**What is asked**: Copy the full set of lines exactly as given.

**Extracts from a graphics dataset**:
····················

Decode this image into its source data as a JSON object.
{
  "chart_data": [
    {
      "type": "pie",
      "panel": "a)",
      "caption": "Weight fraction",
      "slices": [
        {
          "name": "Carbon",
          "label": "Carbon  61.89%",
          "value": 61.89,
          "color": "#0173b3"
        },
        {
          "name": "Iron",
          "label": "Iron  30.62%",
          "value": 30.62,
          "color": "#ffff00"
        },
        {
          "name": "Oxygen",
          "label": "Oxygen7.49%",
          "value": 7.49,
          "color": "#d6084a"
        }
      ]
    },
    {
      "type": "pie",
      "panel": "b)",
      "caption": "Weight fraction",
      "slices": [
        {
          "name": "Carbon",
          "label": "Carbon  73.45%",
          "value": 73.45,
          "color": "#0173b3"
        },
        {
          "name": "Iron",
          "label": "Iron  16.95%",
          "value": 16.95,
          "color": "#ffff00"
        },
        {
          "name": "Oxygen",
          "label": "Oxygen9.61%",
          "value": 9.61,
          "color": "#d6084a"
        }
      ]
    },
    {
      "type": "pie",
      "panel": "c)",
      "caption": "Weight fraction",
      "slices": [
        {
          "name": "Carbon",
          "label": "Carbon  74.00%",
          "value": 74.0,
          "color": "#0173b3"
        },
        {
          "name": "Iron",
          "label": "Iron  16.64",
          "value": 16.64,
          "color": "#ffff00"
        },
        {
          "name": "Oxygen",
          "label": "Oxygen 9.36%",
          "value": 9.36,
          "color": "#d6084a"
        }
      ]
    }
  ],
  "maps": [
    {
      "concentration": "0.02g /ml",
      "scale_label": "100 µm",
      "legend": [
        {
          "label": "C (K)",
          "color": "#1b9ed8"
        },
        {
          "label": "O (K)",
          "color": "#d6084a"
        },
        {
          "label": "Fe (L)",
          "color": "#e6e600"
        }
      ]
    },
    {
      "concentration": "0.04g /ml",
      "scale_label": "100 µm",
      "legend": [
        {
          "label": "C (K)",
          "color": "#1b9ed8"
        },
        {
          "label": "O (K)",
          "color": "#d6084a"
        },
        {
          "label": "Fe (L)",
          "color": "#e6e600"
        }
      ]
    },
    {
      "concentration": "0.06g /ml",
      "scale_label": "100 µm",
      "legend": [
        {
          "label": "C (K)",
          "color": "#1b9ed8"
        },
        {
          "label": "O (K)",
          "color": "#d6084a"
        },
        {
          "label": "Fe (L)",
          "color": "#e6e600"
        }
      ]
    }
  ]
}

····················

**Solution to this task**:
Decode this image into its source data as a JSON object.
{
  "chart_data": [
    {
      "type": "pie",
      "panel": "a)",
      "caption": "Weight fraction",
      "slices": [
        {
          "name": "Carbon",
          "label": "Carbon  61.89%",
          "value": 61.89,
          "color": "#0173b3"
        },
        {
          "name": "Iron",
          "label": "Iron  30.62%",
          "value": 30.62,
          "color": "#ffff00"
        },
        {
          "name": "Oxygen",
          "label": "Oxygen7.49%",
          "value": 7.49,
          "color": "#d6084a"
        }
      ]
    },
    {
      "type": "pie",
      "panel": "b)",
      "caption": "Weight fraction",
      "slices": [
        {
          "name": "Carbon",
          "label": "Carbon  73.45%",
          "value": 73.45,
          "color": "#0173b3"
        },
        {
          "name": "Iron",
          "label": "Iron  16.95%",
          "value": 16.95,
          "color": "#ffff00"
        },
        {
          "name": "Oxygen",
          "label": "Oxygen9.61%",
          "value": 9.61,
          "color": "#d6084a"
        }
      ]
    },
    {
      "type": "pie",
      "panel": "c)",
      "caption": "Weight fraction",
      "slices": [
        {
          "name": "Carbon",
          "label": "Carbon  74.00%",
          "value": 74.0,
          "color": "#0173b3"
        },
        {
          "name": "Iron",
          "label": "Iron  16.64",
          "value": 16.64,
          "color": "#ffff00"
        },
        {
          "name": "Oxygen",
          "label": "Oxygen 9.36%",
          "value": 9.36,
          "color": "#d6084a"
        }
      ]
    }
  ],
  "maps": [
    {
      "concentration": "0.02g /ml",
      "scale_label": "100 µm",
      "legend": [
        {
          "label": "C (K)",
          "color": "#1b9ed8"
        },
        {
          "label": "O (K)",
          "color": "#d6084a"
        },
        {
          "label": "Fe (L)",
          "color": "#e6e600"
        }
      ]
    },
    {
      "concentration": "0.04g /ml",
      "scale_label": "100 µm",
      "legend": [
        {
          "label": "C (K)",
          "color": "#1b9ed8"
        },
        {
          "label": "O (K)",
          "color": "#d6084a"
        },
        {
          "label": "Fe (L)",
          "color": "#e6e600"
        }
      ]
    },
    {
      "concentration": "0.06g /ml",
      "scale_label": "100 µm",
      "legend": [
        {
          "label": "C (K)",
          "color": "#1b9ed8"
        },
        {
          "label": "O (K)",
          "color": "#d6084a"
        },
        {
          "label": "Fe (L)",
          "color": "#e6e600"
        }
      ]
    }
  ]
}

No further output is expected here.